- Brief:
Continue the biographical profile of basketball player Leemire Goldwire, starting after its final sentence.

- Excerpt to read:
|---|

Leemire Goldwire

Personal information
- Born: November 24, 1985 (age 39) Palm Beach Gardens, Florida
- Nationality: American
- Listed height: 6 ft 1 in (1.85 m)
- Listed weight: 193 lb (88 kg)

Career information
- High school: William T. Dwyer (Palm Beach Gardens, Florida)
- College: Charlotte 49ers (2004–2008)
- NBA draft: 2008: undrafted
- Playing career: 2008–2019
- Position: Point guard
- Number: 12

Career history
- 2008: Aigaleo
- 2008–2009: Lukoil Academic
- 2009–2011: Sioux Falls Skyforce
- 2011: Fulgor Libertas Forlì
- 2011–2012: Brescia Leonessa
- 2013: Rabotnički
- 2013–2014: Aurora Jesi
- 2014: Sidigas Avellino
- 2014–2015: Melikşah Üniversitesi
- 2015–2016: Eskişehir
- 2016–2017: Akhisar Belediyespor
- 2017–2018: Regatas Corrientes
- 2017–2018: Aguacateros de Michoacán
- 2019: Defensor

= Leemire Goldwire =

American basketball player

Leemire LaTray Goldwire (born November 24, 1985) is an American former professional basketball player.

|---|

- Information supplied:
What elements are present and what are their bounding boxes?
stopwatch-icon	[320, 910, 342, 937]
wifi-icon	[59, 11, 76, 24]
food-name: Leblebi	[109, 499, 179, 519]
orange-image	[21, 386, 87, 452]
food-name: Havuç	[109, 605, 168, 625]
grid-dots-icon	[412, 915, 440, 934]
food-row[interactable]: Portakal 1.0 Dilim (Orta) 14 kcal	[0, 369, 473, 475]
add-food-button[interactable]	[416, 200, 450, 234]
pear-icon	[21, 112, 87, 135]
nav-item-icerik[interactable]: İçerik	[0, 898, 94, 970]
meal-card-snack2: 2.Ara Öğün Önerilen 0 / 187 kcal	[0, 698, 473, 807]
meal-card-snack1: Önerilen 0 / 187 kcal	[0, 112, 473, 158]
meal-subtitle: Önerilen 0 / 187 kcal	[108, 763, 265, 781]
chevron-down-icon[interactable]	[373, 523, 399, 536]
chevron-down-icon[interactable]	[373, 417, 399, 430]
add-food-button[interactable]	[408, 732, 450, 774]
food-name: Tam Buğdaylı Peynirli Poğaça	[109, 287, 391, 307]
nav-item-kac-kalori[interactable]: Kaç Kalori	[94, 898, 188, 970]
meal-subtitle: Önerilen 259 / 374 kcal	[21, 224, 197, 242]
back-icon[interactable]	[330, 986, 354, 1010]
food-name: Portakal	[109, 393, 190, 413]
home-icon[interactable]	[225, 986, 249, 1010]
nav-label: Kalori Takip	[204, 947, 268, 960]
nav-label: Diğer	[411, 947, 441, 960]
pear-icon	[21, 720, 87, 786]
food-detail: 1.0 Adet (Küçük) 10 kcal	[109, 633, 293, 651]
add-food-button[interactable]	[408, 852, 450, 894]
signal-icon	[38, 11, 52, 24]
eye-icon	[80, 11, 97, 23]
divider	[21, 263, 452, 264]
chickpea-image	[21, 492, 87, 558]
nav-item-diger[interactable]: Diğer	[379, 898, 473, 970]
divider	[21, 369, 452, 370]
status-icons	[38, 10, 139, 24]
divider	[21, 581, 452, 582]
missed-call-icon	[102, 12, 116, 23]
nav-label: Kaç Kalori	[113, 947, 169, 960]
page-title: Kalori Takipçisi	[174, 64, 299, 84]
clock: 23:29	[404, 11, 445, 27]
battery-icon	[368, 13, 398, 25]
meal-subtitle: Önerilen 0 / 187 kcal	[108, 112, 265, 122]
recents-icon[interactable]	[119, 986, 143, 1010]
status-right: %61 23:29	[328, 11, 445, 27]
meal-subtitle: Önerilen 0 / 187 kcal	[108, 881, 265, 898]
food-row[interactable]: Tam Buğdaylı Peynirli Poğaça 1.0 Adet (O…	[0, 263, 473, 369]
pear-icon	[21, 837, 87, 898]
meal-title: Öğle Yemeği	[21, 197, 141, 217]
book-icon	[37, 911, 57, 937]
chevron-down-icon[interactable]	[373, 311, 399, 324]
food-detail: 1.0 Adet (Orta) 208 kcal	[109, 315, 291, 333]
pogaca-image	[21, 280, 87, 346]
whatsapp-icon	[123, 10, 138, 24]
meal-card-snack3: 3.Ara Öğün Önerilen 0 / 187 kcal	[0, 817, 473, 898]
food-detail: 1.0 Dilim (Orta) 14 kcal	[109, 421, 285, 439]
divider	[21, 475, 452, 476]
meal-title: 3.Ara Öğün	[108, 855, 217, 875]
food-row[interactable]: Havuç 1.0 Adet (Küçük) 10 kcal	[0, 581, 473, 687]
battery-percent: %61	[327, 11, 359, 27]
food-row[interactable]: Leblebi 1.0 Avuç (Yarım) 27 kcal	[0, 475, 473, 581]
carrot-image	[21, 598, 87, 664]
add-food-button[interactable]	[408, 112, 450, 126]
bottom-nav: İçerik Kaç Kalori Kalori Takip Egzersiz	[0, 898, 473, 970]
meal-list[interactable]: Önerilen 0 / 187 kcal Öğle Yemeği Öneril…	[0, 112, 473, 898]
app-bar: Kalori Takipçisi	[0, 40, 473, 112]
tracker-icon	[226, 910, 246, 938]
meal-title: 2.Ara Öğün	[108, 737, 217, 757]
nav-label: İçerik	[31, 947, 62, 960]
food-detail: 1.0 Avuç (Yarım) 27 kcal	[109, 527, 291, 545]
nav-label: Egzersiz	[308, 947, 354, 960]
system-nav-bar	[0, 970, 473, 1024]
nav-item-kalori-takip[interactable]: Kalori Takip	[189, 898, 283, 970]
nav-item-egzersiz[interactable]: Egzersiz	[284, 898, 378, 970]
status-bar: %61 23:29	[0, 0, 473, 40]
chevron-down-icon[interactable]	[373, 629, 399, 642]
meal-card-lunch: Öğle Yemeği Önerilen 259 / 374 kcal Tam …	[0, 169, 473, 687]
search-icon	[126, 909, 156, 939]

|---|

- Output:
==Professional career==
Goldwire joined the Macedonian League club Rabotnički, in 2013. He signed with the Argentine League club Regatas Corrientes in 2017.

==Personal life==
Goldmire's cousin Anthony, was also a professional basketball player, and he played in the NBA.